* Exercise instructions *
Determine how many lines contain the string "marker". Reply with that figure and nothing else.

#####

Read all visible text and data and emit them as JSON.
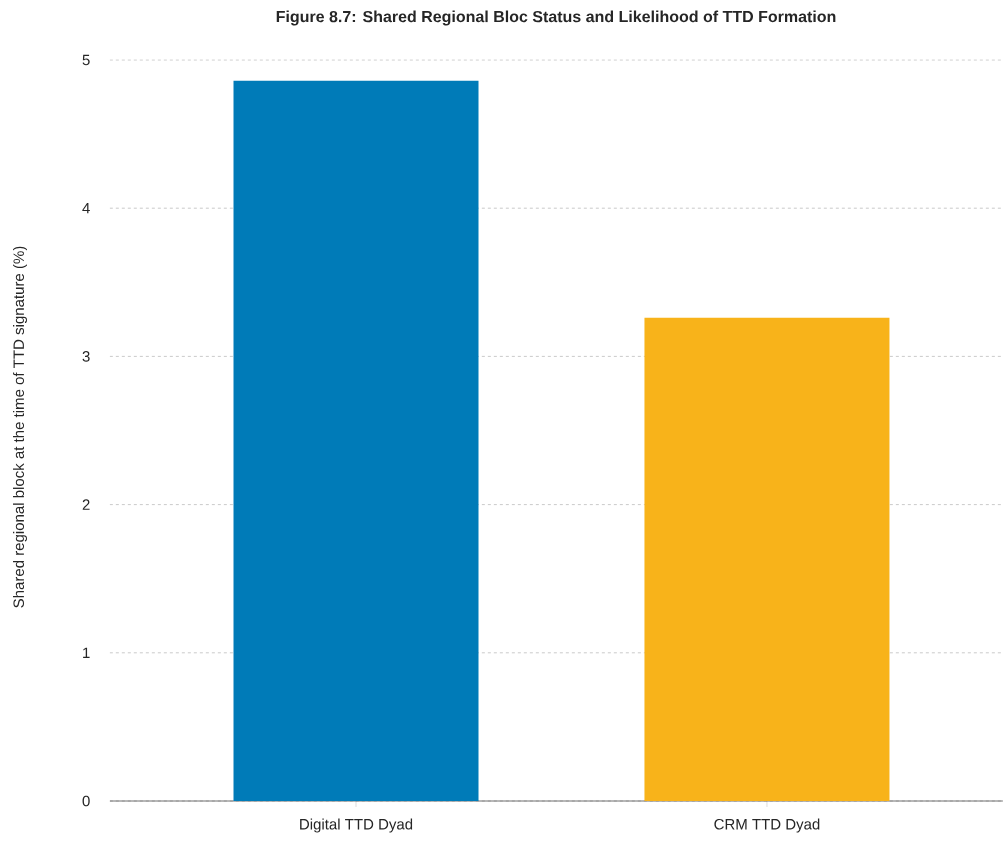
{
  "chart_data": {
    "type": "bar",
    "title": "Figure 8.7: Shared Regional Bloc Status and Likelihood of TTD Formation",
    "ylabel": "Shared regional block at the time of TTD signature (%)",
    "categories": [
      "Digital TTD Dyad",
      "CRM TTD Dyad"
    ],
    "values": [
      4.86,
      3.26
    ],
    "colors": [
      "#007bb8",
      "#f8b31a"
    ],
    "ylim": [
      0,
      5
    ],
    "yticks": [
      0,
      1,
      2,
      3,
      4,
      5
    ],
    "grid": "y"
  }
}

#####

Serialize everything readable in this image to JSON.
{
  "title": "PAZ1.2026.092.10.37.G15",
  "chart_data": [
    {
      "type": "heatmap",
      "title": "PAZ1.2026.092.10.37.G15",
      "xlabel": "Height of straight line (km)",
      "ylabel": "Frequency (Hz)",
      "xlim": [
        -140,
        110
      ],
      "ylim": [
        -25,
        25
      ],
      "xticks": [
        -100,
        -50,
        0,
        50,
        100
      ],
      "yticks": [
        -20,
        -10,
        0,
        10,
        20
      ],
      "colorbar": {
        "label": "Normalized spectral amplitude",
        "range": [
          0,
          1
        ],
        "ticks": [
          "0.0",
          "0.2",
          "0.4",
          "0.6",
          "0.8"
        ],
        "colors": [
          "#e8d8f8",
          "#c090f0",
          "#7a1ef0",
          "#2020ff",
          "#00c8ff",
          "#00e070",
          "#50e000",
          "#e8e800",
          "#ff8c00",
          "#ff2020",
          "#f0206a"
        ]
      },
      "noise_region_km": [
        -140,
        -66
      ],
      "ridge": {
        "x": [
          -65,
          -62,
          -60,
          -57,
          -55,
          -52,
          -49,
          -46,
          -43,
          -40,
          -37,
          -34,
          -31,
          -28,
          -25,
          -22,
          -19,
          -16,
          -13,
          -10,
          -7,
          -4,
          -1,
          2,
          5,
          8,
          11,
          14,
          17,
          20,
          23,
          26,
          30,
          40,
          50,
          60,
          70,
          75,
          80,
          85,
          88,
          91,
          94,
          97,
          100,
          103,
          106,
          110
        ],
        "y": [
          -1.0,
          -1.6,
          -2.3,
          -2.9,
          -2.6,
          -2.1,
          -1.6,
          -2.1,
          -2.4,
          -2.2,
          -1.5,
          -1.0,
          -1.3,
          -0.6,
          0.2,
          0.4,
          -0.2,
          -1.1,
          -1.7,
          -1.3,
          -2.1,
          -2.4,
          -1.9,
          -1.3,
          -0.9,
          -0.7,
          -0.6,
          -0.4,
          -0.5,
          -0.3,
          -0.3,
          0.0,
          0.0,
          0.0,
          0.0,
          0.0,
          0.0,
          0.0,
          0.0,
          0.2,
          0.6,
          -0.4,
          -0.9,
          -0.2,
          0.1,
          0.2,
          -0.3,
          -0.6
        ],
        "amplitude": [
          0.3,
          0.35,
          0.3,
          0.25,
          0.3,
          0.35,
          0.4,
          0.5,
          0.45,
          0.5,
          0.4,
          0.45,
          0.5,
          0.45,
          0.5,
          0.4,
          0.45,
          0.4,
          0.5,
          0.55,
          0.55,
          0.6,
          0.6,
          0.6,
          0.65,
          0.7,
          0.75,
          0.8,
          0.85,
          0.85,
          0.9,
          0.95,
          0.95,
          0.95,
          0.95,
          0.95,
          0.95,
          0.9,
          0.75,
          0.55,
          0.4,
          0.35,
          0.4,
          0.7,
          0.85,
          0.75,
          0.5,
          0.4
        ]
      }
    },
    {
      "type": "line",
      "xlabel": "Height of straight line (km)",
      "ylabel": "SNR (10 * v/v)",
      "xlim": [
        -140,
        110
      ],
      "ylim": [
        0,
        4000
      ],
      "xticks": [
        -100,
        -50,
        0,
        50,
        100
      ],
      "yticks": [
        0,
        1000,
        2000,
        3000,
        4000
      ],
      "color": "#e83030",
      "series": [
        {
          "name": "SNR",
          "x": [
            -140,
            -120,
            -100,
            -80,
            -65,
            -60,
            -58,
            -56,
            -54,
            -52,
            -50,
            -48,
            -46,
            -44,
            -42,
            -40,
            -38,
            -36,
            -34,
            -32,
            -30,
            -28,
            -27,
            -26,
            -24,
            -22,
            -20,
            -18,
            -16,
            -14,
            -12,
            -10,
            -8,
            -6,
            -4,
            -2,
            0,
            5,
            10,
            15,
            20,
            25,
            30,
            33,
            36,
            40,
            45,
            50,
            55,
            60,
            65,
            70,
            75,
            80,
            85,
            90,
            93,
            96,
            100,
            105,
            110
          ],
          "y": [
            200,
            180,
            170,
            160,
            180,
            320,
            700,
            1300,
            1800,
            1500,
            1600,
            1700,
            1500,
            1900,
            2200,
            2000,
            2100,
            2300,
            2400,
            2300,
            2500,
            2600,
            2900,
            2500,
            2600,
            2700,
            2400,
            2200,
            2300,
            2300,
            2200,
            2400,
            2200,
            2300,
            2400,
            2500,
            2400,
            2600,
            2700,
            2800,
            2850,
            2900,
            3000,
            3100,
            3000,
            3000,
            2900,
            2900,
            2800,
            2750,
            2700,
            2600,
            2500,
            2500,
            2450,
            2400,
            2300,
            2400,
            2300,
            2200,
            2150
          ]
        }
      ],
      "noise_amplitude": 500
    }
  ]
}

#####

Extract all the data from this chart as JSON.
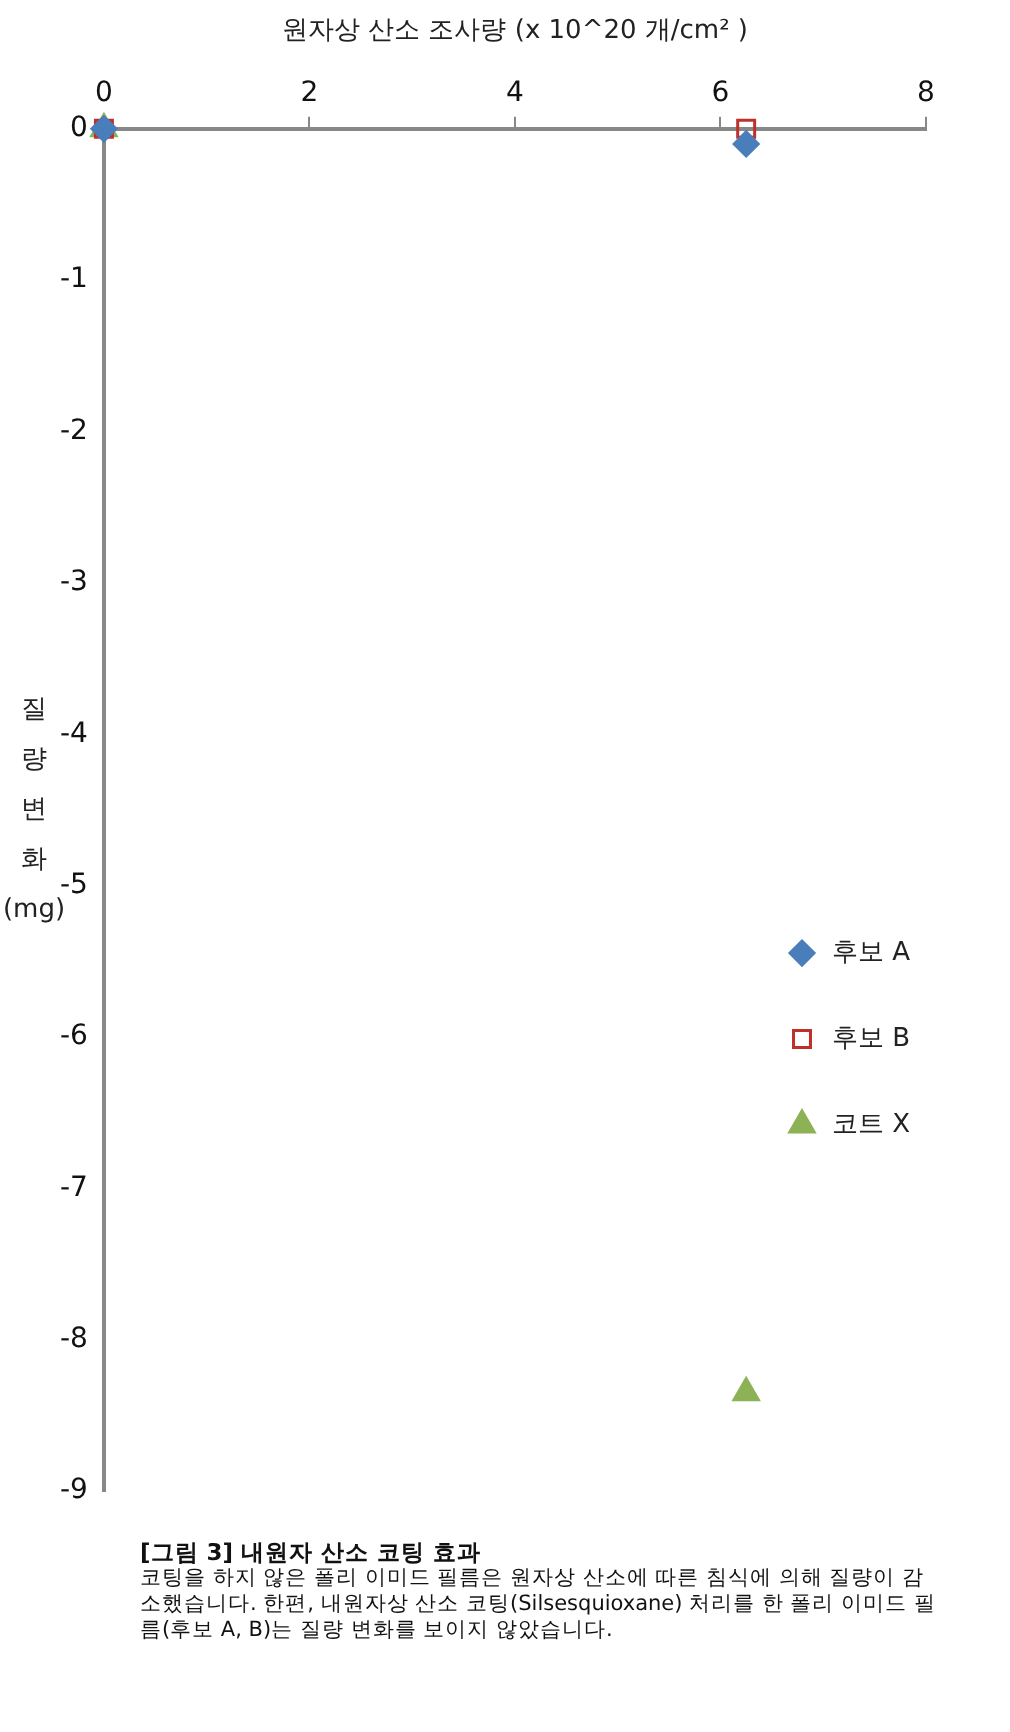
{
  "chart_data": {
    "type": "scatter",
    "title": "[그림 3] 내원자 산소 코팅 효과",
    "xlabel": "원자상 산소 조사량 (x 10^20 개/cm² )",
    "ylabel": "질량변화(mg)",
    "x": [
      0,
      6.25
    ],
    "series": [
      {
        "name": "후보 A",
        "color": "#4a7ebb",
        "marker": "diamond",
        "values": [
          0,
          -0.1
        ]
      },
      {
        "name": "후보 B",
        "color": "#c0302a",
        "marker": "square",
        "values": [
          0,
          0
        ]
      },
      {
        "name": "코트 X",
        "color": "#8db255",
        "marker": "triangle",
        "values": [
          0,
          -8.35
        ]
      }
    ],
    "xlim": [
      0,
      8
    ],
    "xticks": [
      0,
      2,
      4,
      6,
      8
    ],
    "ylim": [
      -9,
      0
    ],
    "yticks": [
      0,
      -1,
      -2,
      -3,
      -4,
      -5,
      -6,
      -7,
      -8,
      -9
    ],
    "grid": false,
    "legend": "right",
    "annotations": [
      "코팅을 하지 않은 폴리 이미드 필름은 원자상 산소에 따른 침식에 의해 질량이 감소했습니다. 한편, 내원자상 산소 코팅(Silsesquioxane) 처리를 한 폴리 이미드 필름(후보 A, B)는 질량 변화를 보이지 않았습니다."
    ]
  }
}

#####

* Solution to this task *
3